Dataset rows:
--------------------------------------------------

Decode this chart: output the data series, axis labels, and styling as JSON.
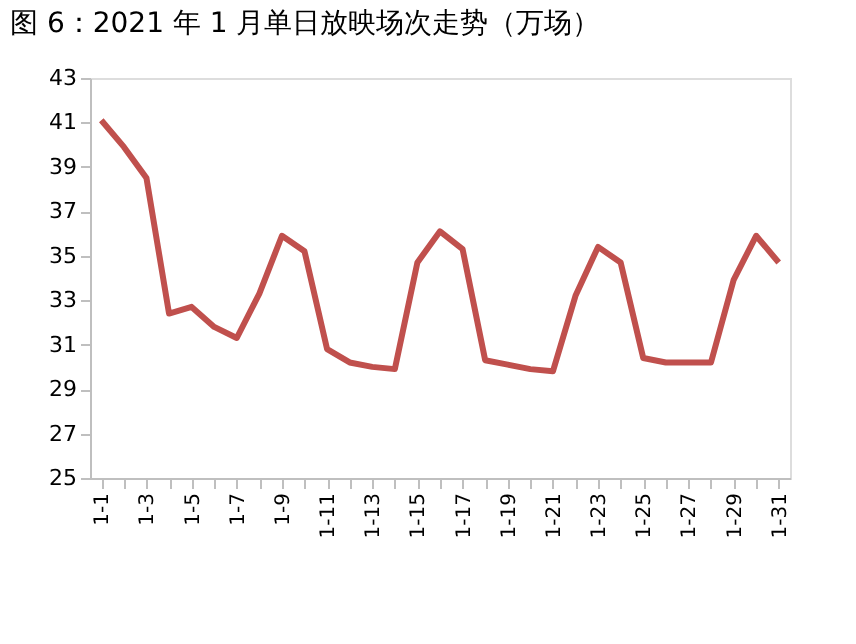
{
  "chart_data": {
    "type": "line",
    "title": "图 6：2021 年 1 月单日放映场次走势（万场）",
    "categories": [
      "1-1",
      null,
      "1-3",
      null,
      "1-5",
      null,
      "1-7",
      null,
      "1-9",
      null,
      "1-11",
      null,
      "1-13",
      null,
      "1-15",
      null,
      "1-17",
      null,
      "1-19",
      null,
      "1-21",
      null,
      "1-23",
      null,
      "1-25",
      null,
      "1-27",
      null,
      "1-29",
      null,
      "1-31"
    ],
    "series": [
      {
        "color": "#c0504d",
        "values": [
          41.1,
          39.9,
          38.5,
          32.4,
          32.7,
          31.8,
          31.3,
          33.3,
          35.9,
          35.2,
          30.8,
          30.2,
          30.0,
          29.9,
          34.7,
          36.1,
          35.3,
          30.3,
          30.1,
          29.9,
          29.8,
          33.2,
          35.4,
          34.7,
          30.4,
          30.2,
          30.2,
          30.2,
          33.9,
          35.9,
          34.7
        ]
      }
    ],
    "ylim": [
      25,
      43
    ],
    "yticks": [
      25,
      27,
      29,
      31,
      33,
      35,
      37,
      39,
      41,
      43
    ],
    "grid": false,
    "marker": "none",
    "line_style": "solid"
  }
}
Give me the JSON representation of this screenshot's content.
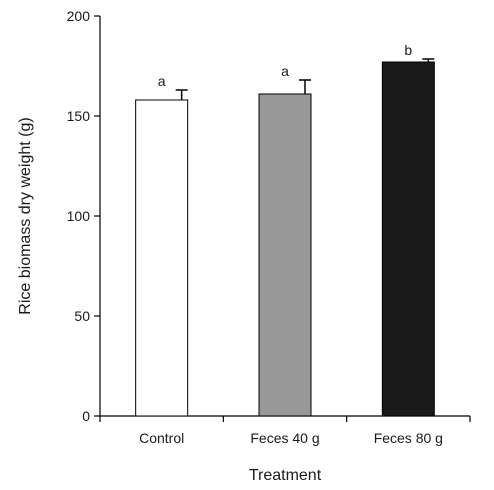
{
  "chart_data": {
    "type": "bar",
    "title": "",
    "xlabel": "Treatment",
    "ylabel": "Rice biomass dry weight (g)",
    "ylim": [
      0,
      200
    ],
    "yticks": [
      0,
      50,
      100,
      150,
      200
    ],
    "categories": [
      "Control",
      "Feces 40 g",
      "Feces 80 g"
    ],
    "values": [
      158,
      161,
      177
    ],
    "errors": [
      5,
      7,
      1.5
    ],
    "significance_labels": [
      "a",
      "a",
      "b"
    ],
    "bar_colors": [
      "#ffffff",
      "#999999",
      "#1a1a1a"
    ],
    "grid": false,
    "legend": "none"
  }
}
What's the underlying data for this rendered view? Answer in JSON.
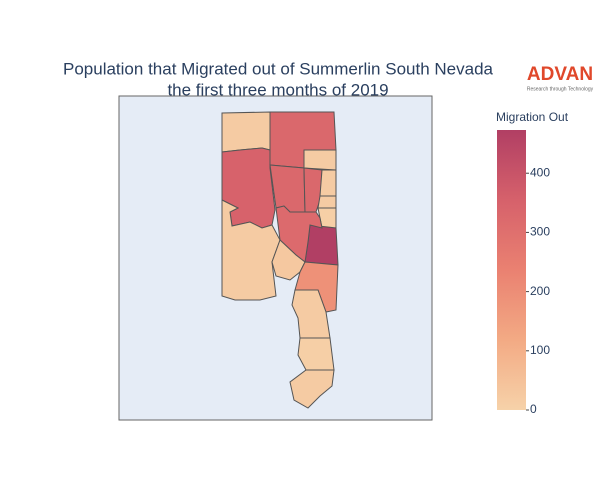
{
  "chart_data": {
    "type": "choropleth",
    "title": [
      "Population that Migrated out of Summerlin South Nevada",
      "the first three months of 2019"
    ],
    "logo": {
      "name": "ADVAN",
      "tagline": "Research through Technology"
    },
    "colorbar": {
      "title": "Migration Out",
      "range": [
        0,
        473
      ],
      "ticks": [
        0,
        100,
        200,
        300,
        400
      ]
    },
    "colorscale": [
      [
        0,
        "#f6d2a9"
      ],
      [
        0.25,
        "#f3aa84"
      ],
      [
        0.5,
        "#ea8171"
      ],
      [
        0.75,
        "#d6616b"
      ],
      [
        1,
        "#b13f64"
      ]
    ],
    "values": [
      20,
      330,
      20,
      350,
      330,
      330,
      20,
      20,
      10,
      473,
      320,
      20,
      30,
      190,
      20,
      10,
      20
    ]
  }
}
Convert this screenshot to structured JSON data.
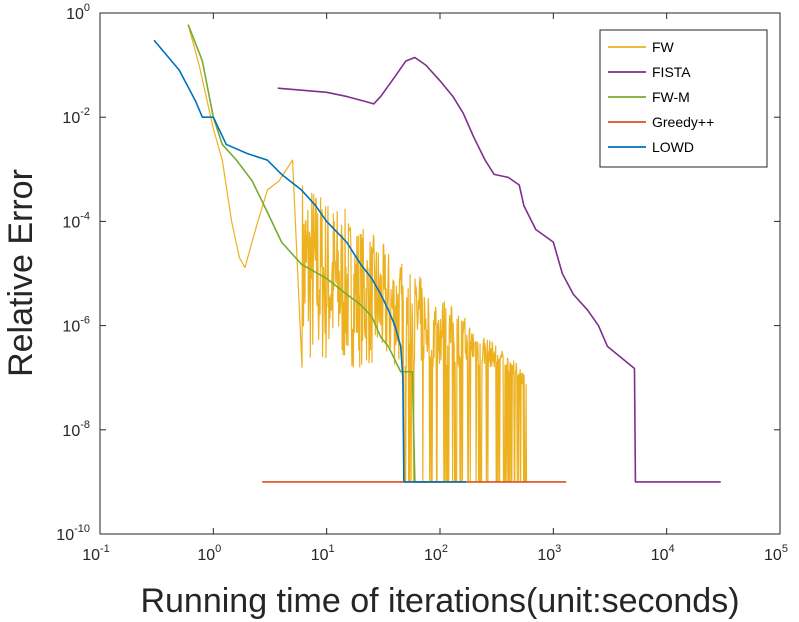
{
  "chart_data": {
    "type": "line",
    "title": "",
    "xlabel": "Running time of iterations(unit:seconds)",
    "ylabel": "Relative Error",
    "xscale": "log",
    "yscale": "log",
    "xlim": [
      0.1,
      100000
    ],
    "ylim": [
      1e-10,
      1
    ],
    "x_ticks": [
      {
        "mantissa": "10",
        "exp": "-1",
        "value": 0.1
      },
      {
        "mantissa": "10",
        "exp": "0",
        "value": 1
      },
      {
        "mantissa": "10",
        "exp": "1",
        "value": 10
      },
      {
        "mantissa": "10",
        "exp": "2",
        "value": 100
      },
      {
        "mantissa": "10",
        "exp": "3",
        "value": 1000
      },
      {
        "mantissa": "10",
        "exp": "4",
        "value": 10000
      },
      {
        "mantissa": "10",
        "exp": "5",
        "value": 100000
      }
    ],
    "y_ticks": [
      {
        "mantissa": "10",
        "exp": "-10",
        "value": 1e-10
      },
      {
        "mantissa": "10",
        "exp": "-8",
        "value": 1e-08
      },
      {
        "mantissa": "10",
        "exp": "-6",
        "value": 1e-06
      },
      {
        "mantissa": "10",
        "exp": "-4",
        "value": 0.0001
      },
      {
        "mantissa": "10",
        "exp": "-2",
        "value": 0.01
      },
      {
        "mantissa": "10",
        "exp": "0",
        "value": 1
      }
    ],
    "grid": false,
    "legend_position": "top-right",
    "series": [
      {
        "name": "FW",
        "color": "#EDB120",
        "noisy_band": {
          "x_range": [
            6,
            580
          ],
          "lower_log": -6.8,
          "upper_log_start": -3.0,
          "upper_log_end": -6.9,
          "floor_dips_to": 1e-09
        },
        "points": [
          [
            0.6,
            0.6
          ],
          [
            0.75,
            0.1
          ],
          [
            1.0,
            0.006
          ],
          [
            1.2,
            0.0015
          ],
          [
            1.45,
            0.0001
          ],
          [
            1.7,
            2e-05
          ],
          [
            1.9,
            1.3e-05
          ],
          [
            2.4,
            8e-05
          ],
          [
            3.0,
            0.0004
          ],
          [
            3.8,
            0.0006
          ],
          [
            5.0,
            0.0015
          ],
          [
            6.5,
            0.002
          ],
          [
            8.5,
            0.002
          ],
          [
            12,
            0.0006
          ],
          [
            20,
            0.00015
          ],
          [
            40,
            2e-05
          ],
          [
            80,
            2e-06
          ],
          [
            150,
            3.5e-07
          ],
          [
            250,
            1.5e-07
          ],
          [
            580,
            1.5e-07
          ]
        ]
      },
      {
        "name": "FISTA",
        "color": "#7E2F8E",
        "points": [
          [
            3.7,
            0.036
          ],
          [
            6,
            0.033
          ],
          [
            10,
            0.03
          ],
          [
            15,
            0.025
          ],
          [
            22,
            0.02
          ],
          [
            26,
            0.018
          ],
          [
            30,
            0.025
          ],
          [
            40,
            0.06
          ],
          [
            50,
            0.12
          ],
          [
            60,
            0.14
          ],
          [
            75,
            0.1
          ],
          [
            100,
            0.05
          ],
          [
            130,
            0.025
          ],
          [
            160,
            0.012
          ],
          [
            200,
            0.004
          ],
          [
            250,
            0.0015
          ],
          [
            300,
            0.0008
          ],
          [
            400,
            0.0007
          ],
          [
            500,
            0.0005
          ],
          [
            550,
            0.0002
          ],
          [
            700,
            7e-05
          ],
          [
            1000,
            4e-05
          ],
          [
            1200,
            1e-05
          ],
          [
            1500,
            4e-06
          ],
          [
            2000,
            2e-06
          ],
          [
            2500,
            1e-06
          ],
          [
            3000,
            4e-07
          ],
          [
            5200,
            1.5e-07
          ],
          [
            5300,
            1e-09
          ],
          [
            30000,
            1e-09
          ]
        ]
      },
      {
        "name": "FW-M",
        "color": "#77AC30",
        "points": [
          [
            0.6,
            0.6
          ],
          [
            0.8,
            0.12
          ],
          [
            1.0,
            0.01
          ],
          [
            1.2,
            0.003
          ],
          [
            1.6,
            0.0015
          ],
          [
            2.2,
            0.0006
          ],
          [
            3.0,
            0.00015
          ],
          [
            4.0,
            4e-05
          ],
          [
            6.0,
            1.5e-05
          ],
          [
            10,
            8e-06
          ],
          [
            15,
            4e-06
          ],
          [
            20,
            2.5e-06
          ],
          [
            25,
            1.5e-06
          ],
          [
            30,
            6e-07
          ],
          [
            35,
            4e-07
          ],
          [
            45,
            1.3e-07
          ],
          [
            57,
            1.3e-07
          ],
          [
            60,
            1e-09
          ],
          [
            100,
            1e-09
          ]
        ]
      },
      {
        "name": "Greedy++",
        "color": "#D95319",
        "points": [
          [
            2.7,
            1e-09
          ],
          [
            1300,
            1e-09
          ]
        ]
      },
      {
        "name": "LOWD",
        "color": "#0072BD",
        "points": [
          [
            0.3,
            0.3
          ],
          [
            0.5,
            0.08
          ],
          [
            0.7,
            0.02
          ],
          [
            0.8,
            0.01
          ],
          [
            1.0,
            0.01
          ],
          [
            1.3,
            0.003
          ],
          [
            2.0,
            0.002
          ],
          [
            3.0,
            0.0015
          ],
          [
            4.0,
            0.0008
          ],
          [
            6.0,
            0.0004
          ],
          [
            8.0,
            0.0002
          ],
          [
            10,
            0.0001
          ],
          [
            15,
            4e-05
          ],
          [
            20,
            1.5e-05
          ],
          [
            25,
            8e-06
          ],
          [
            30,
            4e-06
          ],
          [
            35,
            2e-06
          ],
          [
            40,
            1e-06
          ],
          [
            45,
            4e-07
          ],
          [
            47,
            1e-07
          ],
          [
            48,
            1e-09
          ],
          [
            170,
            1e-09
          ]
        ]
      }
    ]
  }
}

--------------------------------------------------

Short exercise:
Going through the entries above line by line, work out how many lines include the word "title". Only the number is required.

Exercise response:
5